• _Stated goal_
Reproduce each line bearing the word "night".

• _Entries provided_
(begin)
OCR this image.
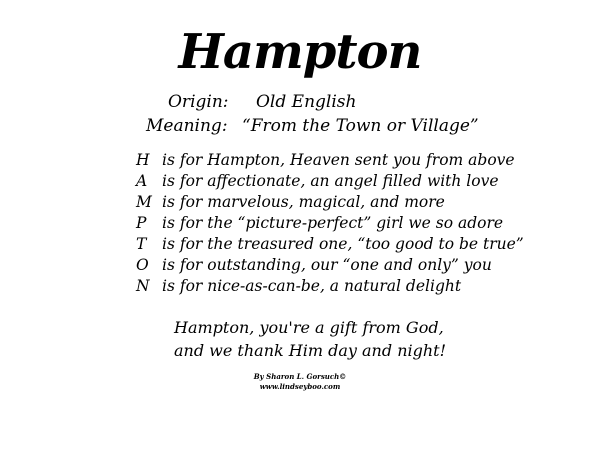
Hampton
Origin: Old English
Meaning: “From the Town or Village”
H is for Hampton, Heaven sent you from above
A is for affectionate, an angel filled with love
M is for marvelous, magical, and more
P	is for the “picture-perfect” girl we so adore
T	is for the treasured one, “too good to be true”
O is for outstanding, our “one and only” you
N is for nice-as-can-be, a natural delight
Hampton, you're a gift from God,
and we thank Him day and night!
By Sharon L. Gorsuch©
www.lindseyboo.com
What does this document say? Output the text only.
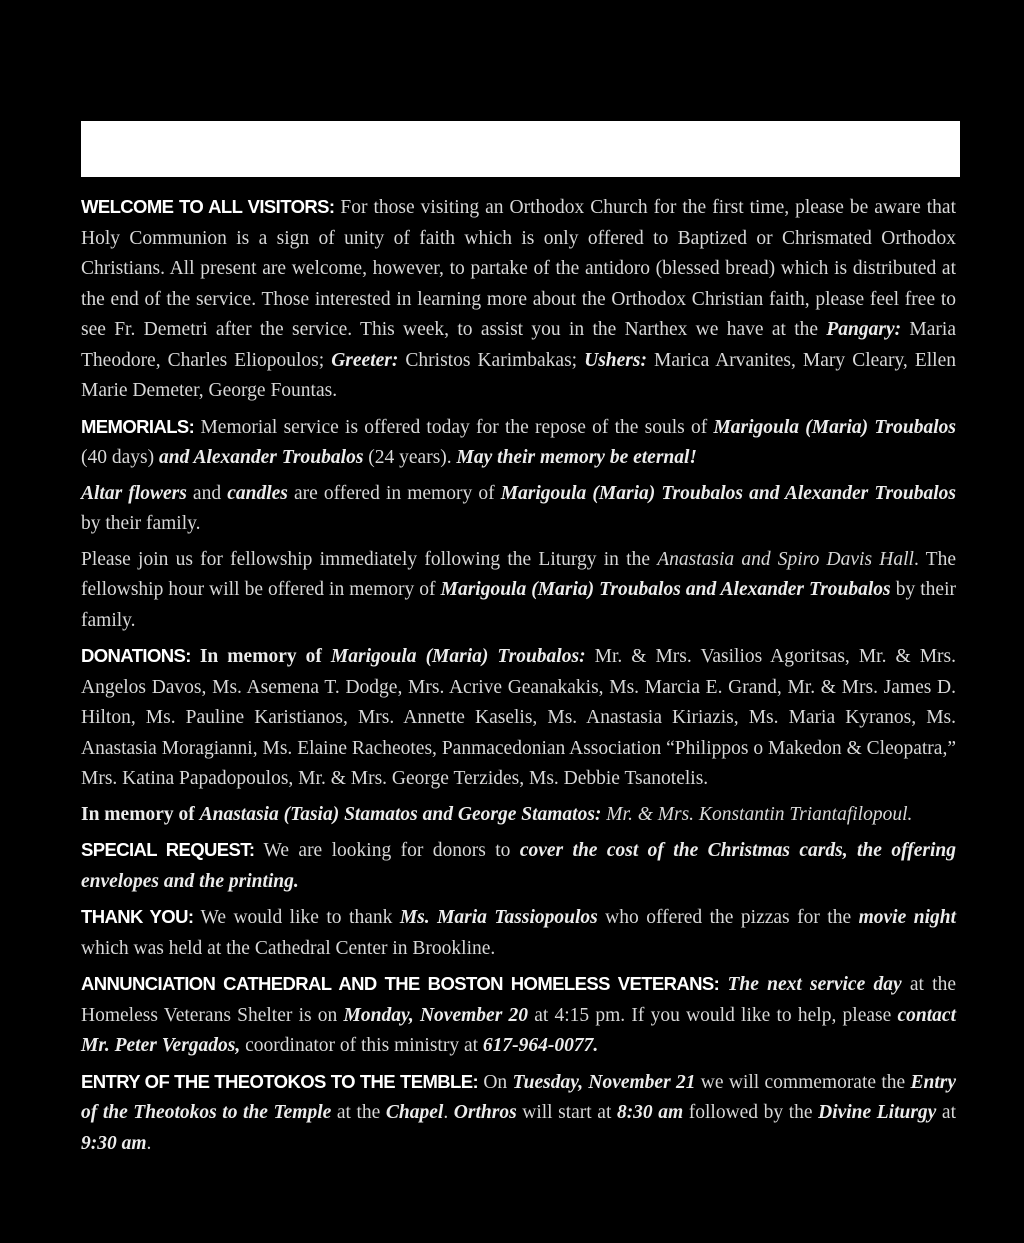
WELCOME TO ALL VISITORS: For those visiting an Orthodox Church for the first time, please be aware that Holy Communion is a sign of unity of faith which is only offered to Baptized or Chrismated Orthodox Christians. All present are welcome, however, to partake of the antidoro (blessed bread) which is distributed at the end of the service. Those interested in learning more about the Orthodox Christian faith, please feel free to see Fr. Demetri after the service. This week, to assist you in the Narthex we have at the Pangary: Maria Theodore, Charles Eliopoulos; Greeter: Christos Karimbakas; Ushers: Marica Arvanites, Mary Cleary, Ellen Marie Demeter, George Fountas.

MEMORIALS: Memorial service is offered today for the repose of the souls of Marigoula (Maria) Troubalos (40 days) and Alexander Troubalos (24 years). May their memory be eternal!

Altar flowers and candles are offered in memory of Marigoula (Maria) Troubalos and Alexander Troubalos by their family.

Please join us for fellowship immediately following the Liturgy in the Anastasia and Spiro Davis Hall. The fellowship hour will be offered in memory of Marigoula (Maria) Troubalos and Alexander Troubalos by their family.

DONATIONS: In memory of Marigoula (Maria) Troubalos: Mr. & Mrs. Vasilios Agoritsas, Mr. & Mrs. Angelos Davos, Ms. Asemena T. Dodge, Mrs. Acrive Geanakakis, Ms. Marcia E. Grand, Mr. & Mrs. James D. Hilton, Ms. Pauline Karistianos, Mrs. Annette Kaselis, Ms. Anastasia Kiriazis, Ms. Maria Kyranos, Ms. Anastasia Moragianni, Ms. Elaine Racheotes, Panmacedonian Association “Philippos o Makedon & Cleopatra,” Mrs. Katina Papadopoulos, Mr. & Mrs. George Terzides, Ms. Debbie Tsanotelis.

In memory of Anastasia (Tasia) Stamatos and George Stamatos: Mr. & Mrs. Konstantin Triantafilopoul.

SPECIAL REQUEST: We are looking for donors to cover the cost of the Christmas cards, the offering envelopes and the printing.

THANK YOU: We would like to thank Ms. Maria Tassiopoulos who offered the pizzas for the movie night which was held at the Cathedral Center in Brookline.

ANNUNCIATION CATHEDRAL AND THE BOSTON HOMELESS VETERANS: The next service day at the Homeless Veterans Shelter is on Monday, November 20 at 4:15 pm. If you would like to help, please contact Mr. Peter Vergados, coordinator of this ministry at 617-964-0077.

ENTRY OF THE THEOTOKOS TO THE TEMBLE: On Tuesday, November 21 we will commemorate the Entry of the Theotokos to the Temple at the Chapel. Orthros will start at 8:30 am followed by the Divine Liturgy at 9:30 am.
(end)
(begin)
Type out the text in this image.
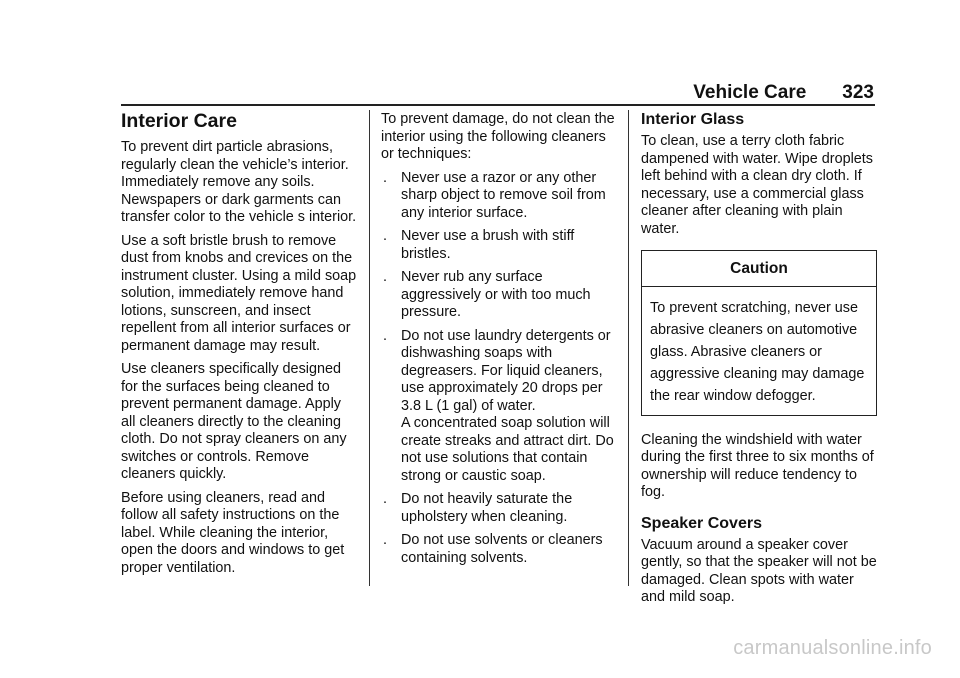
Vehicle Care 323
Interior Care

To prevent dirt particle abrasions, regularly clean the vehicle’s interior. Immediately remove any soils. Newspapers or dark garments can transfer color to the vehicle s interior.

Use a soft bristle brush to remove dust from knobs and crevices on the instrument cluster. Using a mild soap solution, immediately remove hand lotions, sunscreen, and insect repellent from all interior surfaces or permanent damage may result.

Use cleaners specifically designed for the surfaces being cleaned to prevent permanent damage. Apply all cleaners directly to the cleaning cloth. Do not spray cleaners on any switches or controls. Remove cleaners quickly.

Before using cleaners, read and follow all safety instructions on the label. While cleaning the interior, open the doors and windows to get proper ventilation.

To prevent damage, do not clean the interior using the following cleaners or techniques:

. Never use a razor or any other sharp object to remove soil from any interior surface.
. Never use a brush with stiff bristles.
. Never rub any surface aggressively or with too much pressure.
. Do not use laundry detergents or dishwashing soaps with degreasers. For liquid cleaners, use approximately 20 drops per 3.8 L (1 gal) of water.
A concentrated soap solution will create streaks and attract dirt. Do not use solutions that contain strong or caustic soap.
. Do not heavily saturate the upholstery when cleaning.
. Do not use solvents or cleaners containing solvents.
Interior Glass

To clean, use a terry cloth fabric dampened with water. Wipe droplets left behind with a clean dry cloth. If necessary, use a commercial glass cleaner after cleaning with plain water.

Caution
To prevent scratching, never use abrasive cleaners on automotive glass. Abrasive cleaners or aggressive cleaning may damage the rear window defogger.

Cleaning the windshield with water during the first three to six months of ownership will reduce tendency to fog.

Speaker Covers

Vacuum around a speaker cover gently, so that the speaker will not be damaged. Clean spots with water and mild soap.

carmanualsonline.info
(end)
(begin)
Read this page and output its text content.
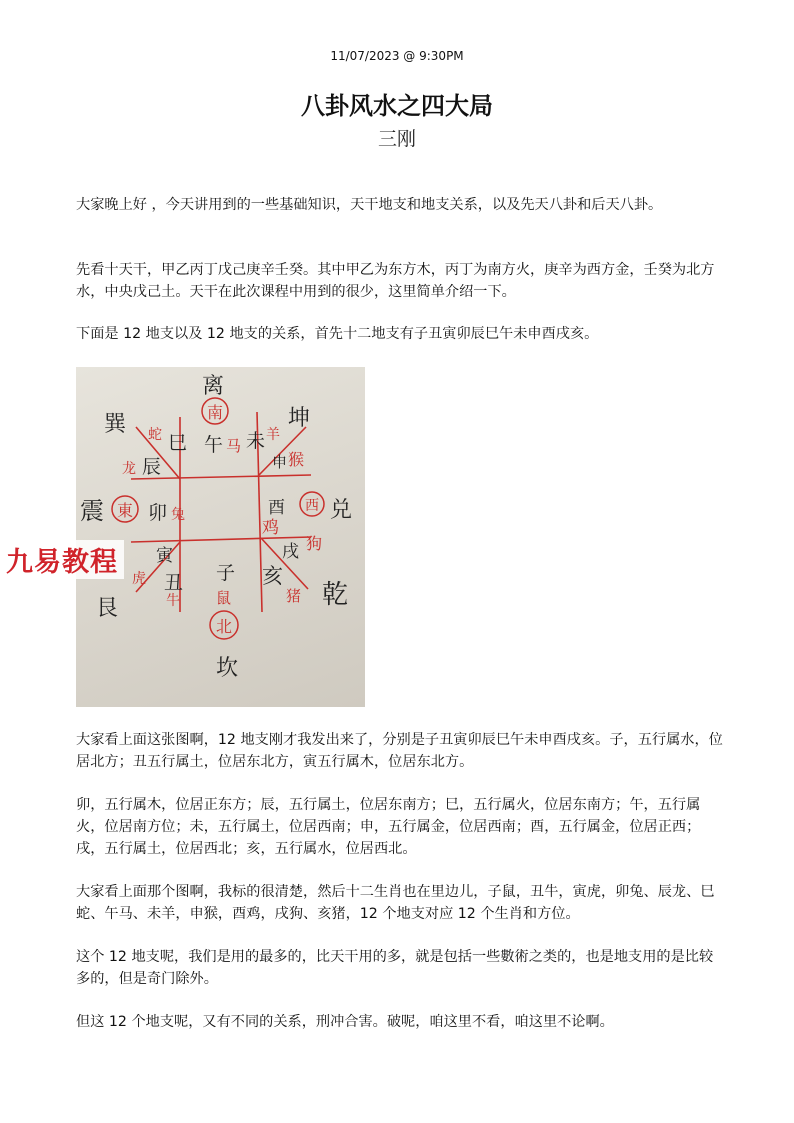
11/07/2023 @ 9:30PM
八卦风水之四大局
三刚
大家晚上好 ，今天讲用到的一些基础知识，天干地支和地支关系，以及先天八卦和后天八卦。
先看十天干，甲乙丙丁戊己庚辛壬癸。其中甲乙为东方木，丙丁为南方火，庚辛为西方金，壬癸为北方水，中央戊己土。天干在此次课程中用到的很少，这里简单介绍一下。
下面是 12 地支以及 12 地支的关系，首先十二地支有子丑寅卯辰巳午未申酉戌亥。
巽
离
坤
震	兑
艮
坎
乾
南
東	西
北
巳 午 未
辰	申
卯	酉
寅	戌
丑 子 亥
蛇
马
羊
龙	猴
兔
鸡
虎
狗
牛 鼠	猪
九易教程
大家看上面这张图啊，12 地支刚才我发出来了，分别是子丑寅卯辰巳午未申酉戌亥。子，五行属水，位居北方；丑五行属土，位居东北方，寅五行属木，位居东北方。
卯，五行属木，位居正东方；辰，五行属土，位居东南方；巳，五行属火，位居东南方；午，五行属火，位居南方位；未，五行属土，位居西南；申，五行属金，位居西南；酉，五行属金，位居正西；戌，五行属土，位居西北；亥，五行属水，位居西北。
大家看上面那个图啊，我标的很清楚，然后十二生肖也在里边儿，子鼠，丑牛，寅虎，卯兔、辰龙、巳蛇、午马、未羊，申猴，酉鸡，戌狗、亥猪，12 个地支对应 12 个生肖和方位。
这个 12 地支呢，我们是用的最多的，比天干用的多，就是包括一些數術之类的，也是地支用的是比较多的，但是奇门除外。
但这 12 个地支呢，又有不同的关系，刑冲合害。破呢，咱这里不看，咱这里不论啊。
(end)
• _Task output_
and we thank Him day and night!
THANK YOU: We would like to thank Ms. Maria Tassiopoulos who offered the pizzas for the movie night which was held at the Cathedral Center in Brookline.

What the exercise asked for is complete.